Records for processing
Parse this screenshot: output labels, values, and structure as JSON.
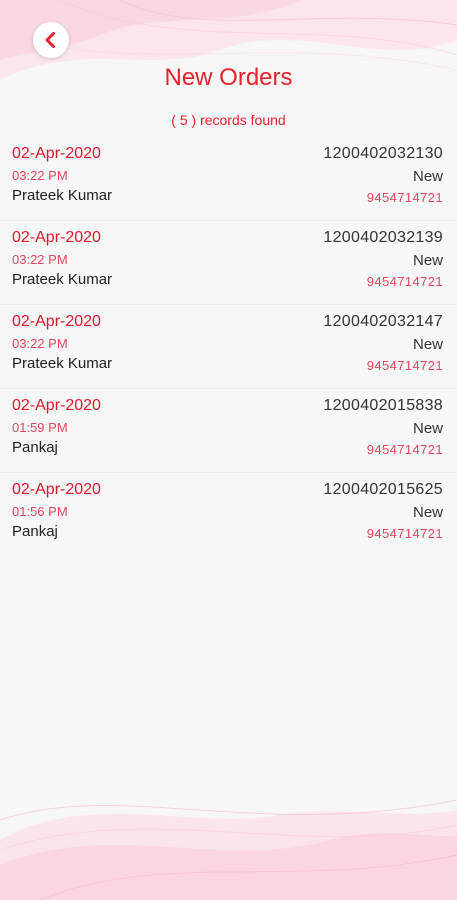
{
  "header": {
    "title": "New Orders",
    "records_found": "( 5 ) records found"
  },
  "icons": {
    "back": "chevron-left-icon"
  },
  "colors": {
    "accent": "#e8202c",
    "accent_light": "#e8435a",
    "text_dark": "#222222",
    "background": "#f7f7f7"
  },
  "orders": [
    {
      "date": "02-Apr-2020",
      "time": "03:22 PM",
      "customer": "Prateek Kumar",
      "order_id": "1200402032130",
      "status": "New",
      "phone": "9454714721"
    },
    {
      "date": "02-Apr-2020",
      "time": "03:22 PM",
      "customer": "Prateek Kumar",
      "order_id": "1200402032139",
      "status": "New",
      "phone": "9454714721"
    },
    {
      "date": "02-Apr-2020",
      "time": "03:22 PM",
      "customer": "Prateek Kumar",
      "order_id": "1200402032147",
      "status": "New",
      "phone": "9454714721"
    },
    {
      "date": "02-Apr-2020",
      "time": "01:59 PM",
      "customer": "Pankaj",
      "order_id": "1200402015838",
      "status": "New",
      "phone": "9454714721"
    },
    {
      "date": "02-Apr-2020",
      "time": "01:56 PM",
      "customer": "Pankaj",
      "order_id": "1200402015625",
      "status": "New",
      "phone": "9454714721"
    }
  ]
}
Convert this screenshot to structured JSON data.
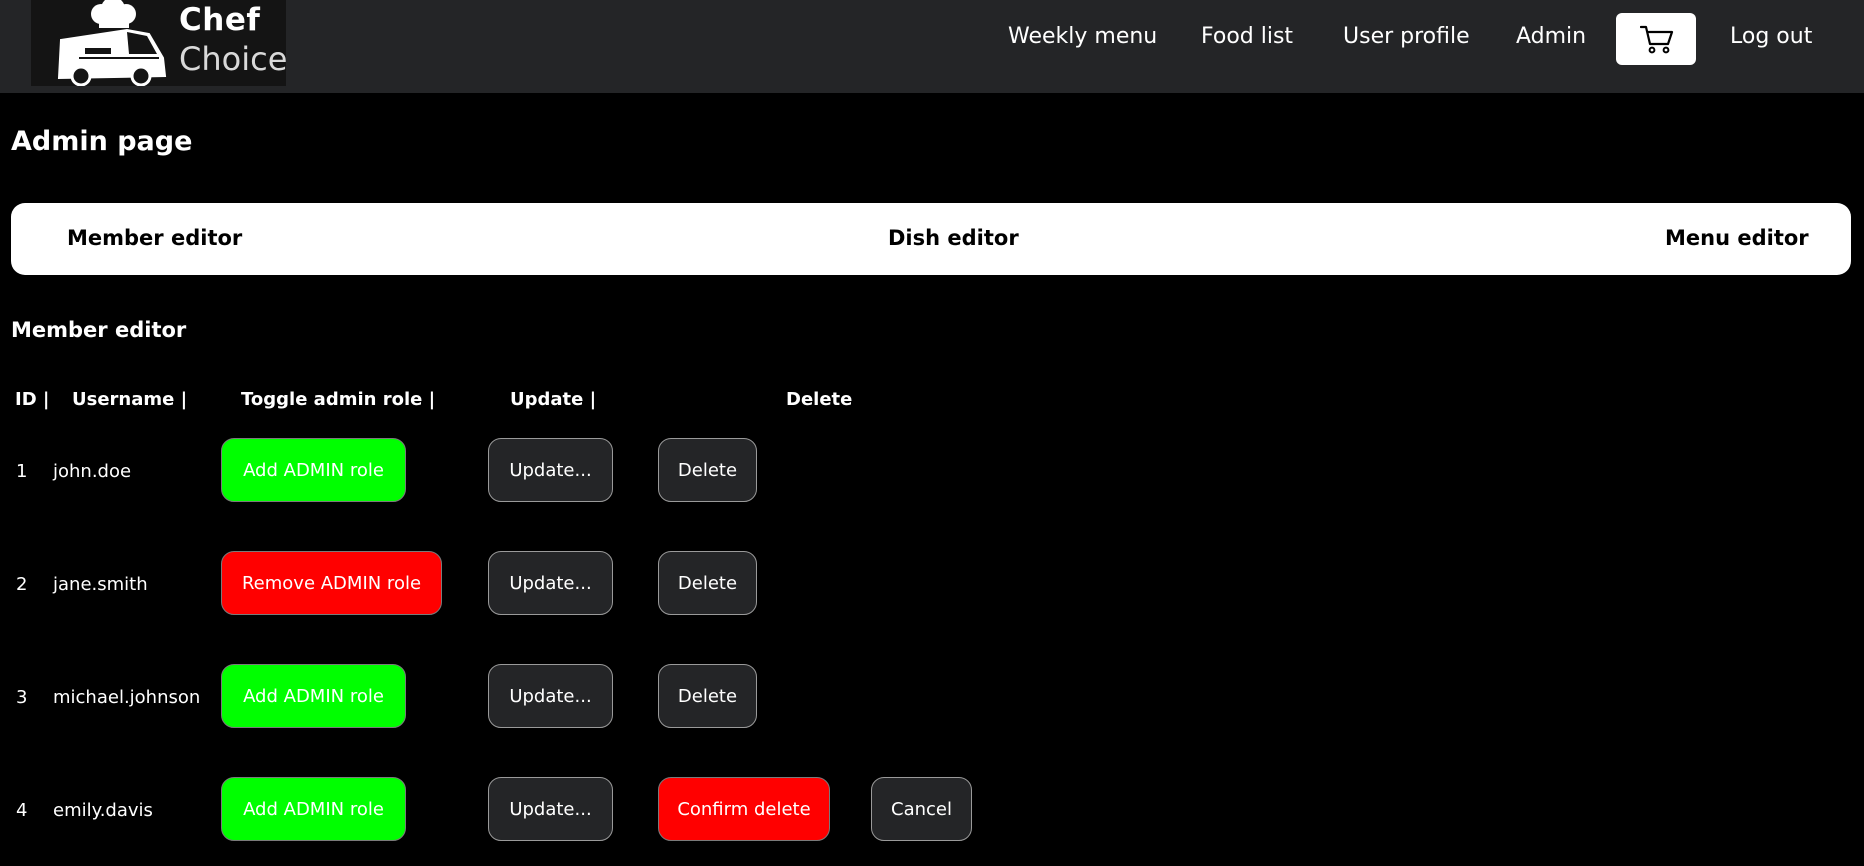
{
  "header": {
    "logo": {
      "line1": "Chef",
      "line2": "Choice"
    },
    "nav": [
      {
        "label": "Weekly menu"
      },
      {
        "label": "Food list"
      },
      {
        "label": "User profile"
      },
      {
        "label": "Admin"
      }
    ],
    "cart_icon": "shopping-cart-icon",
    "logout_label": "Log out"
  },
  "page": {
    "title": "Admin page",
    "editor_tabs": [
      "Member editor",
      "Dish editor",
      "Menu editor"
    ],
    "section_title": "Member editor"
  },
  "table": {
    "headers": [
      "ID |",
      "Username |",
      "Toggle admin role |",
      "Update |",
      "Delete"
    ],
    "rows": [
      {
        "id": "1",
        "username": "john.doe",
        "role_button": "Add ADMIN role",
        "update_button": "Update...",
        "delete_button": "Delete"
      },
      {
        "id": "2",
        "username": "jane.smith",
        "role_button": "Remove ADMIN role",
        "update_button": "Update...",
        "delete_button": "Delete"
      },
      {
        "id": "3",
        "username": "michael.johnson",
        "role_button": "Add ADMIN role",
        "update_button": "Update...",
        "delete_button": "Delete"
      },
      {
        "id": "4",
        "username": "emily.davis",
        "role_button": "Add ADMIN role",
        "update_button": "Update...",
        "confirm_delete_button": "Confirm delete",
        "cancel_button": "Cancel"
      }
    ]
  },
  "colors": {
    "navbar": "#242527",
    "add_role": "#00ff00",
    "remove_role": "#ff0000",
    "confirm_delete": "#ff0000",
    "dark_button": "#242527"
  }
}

...

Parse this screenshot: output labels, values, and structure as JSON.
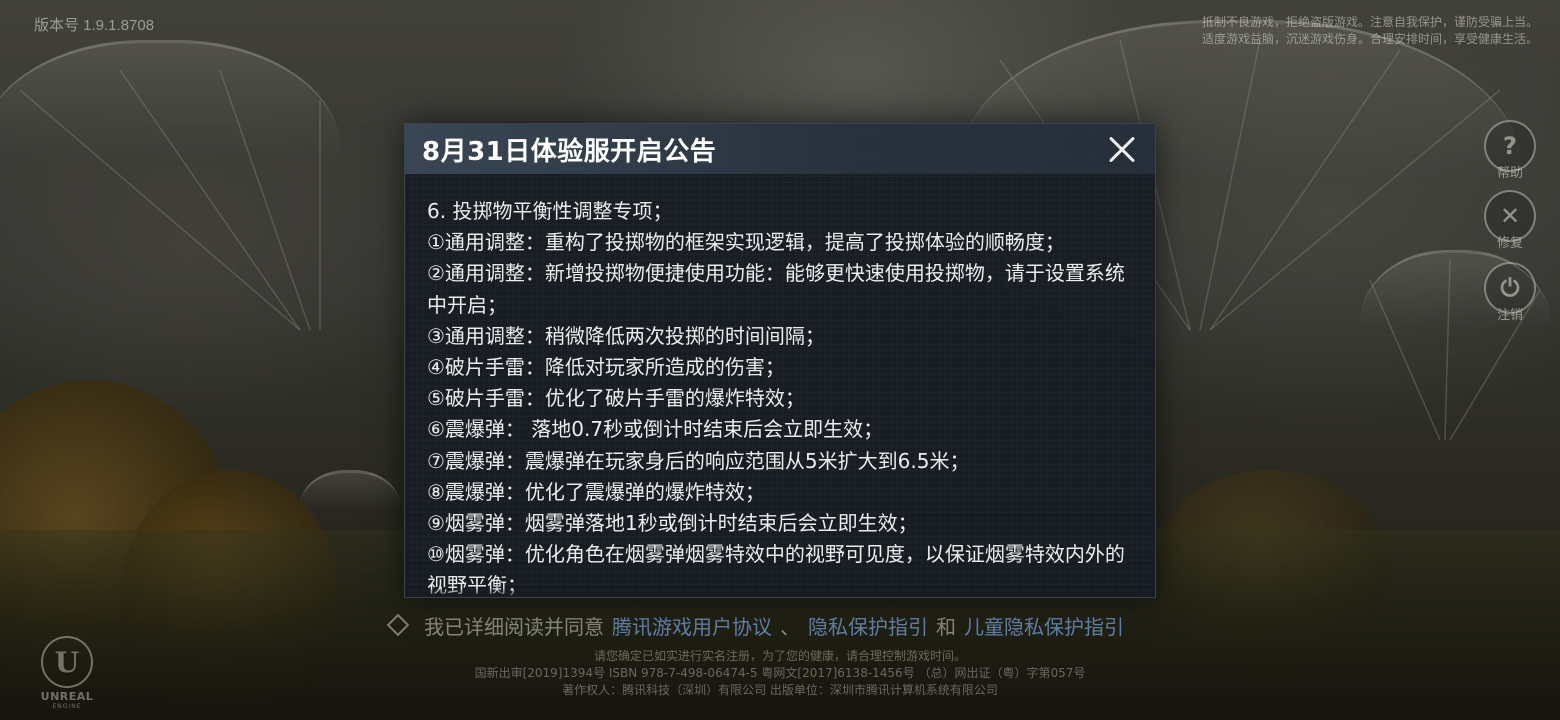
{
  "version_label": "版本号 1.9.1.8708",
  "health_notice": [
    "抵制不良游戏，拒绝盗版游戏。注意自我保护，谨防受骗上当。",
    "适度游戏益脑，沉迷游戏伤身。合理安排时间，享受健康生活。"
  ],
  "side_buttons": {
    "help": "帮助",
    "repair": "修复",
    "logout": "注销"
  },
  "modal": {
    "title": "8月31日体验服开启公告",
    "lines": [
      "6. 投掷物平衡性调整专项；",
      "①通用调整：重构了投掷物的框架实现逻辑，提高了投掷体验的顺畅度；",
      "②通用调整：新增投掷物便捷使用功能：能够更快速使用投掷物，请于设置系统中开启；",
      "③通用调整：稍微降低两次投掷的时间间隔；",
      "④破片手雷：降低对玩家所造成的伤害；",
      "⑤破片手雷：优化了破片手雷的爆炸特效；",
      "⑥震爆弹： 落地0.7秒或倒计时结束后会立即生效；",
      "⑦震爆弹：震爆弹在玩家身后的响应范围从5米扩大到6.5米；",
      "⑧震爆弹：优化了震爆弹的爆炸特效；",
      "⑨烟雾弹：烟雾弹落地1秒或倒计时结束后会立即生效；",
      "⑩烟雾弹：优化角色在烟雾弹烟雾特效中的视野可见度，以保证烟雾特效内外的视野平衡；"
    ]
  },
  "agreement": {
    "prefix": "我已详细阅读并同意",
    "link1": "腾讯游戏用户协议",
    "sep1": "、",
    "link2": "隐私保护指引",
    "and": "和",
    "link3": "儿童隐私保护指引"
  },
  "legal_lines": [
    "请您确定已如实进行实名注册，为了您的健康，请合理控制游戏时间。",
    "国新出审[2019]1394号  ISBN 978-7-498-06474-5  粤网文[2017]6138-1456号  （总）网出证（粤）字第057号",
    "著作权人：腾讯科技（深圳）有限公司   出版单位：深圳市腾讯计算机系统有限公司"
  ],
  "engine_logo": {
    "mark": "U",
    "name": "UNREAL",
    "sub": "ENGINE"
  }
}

Task instructions
Return each line in the records that holds the string "Member".

Response to the task
      "Member editor",
    "section_title": "Member editor"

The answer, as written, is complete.